Given request ->
Copy the lines below as they are; omit the images they contain.
....
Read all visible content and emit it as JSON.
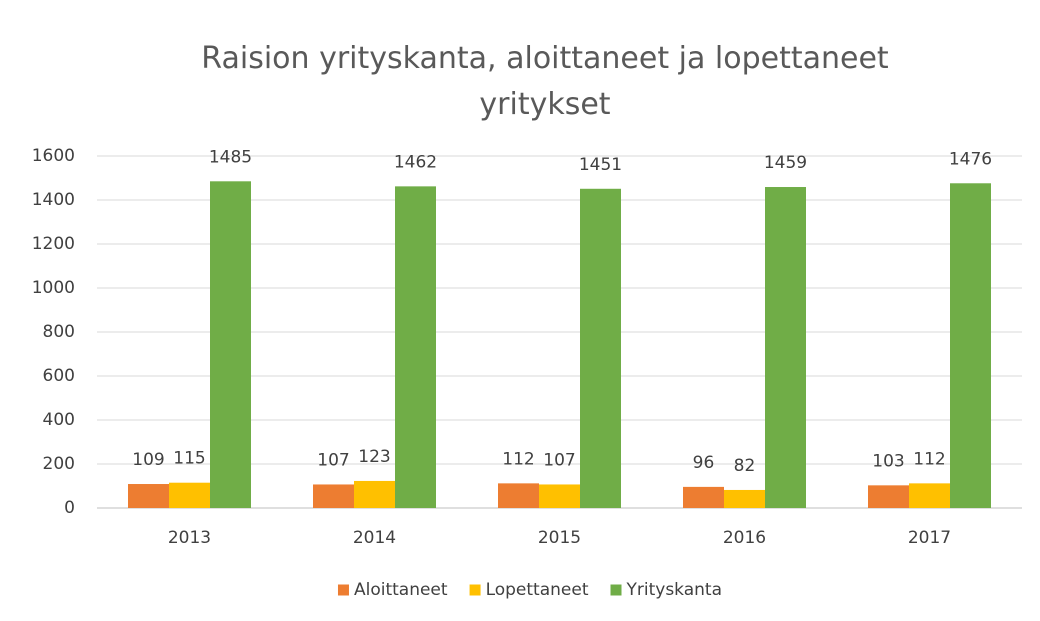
{
  "chart_data": {
    "type": "bar",
    "title": "Raision yrityskanta, aloittaneet ja lopettaneet yritykset",
    "categories": [
      "2013",
      "2014",
      "2015",
      "2016",
      "2017"
    ],
    "series": [
      {
        "name": "Aloittaneet",
        "color": "#ed7d31",
        "values": [
          109,
          107,
          112,
          96,
          103
        ]
      },
      {
        "name": "Lopettaneet",
        "color": "#ffc000",
        "values": [
          115,
          123,
          107,
          82,
          112
        ]
      },
      {
        "name": "Yrityskanta",
        "color": "#70ad47",
        "values": [
          1485,
          1462,
          1451,
          1459,
          1476
        ]
      }
    ],
    "ylim": [
      0,
      1600
    ],
    "yticks": [
      0,
      200,
      400,
      600,
      800,
      1000,
      1200,
      1400,
      1600
    ],
    "grid": true,
    "legend": "bottom"
  }
}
....
Full answer ->
Read all visible content and emit it as JSON.
{
  "chart_data": {
    "type": "bar",
    "title": "Raision yrityskanta, aloittaneet ja lopettaneet yritykset",
    "categories": [
      "2013",
      "2014",
      "2015",
      "2016",
      "2017"
    ],
    "series": [
      {
        "name": "Aloittaneet",
        "color": "#ed7d31",
        "values": [
          109,
          107,
          112,
          96,
          103
        ]
      },
      {
        "name": "Lopettaneet",
        "color": "#ffc000",
        "values": [
          115,
          123,
          107,
          82,
          112
        ]
      },
      {
        "name": "Yrityskanta",
        "color": "#70ad47",
        "values": [
          1485,
          1462,
          1451,
          1459,
          1476
        ]
      }
    ],
    "ylim": [
      0,
      1600
    ],
    "yticks": [
      0,
      200,
      400,
      600,
      800,
      1000,
      1200,
      1400,
      1600
    ],
    "grid": true,
    "legend": "bottom"
  }
}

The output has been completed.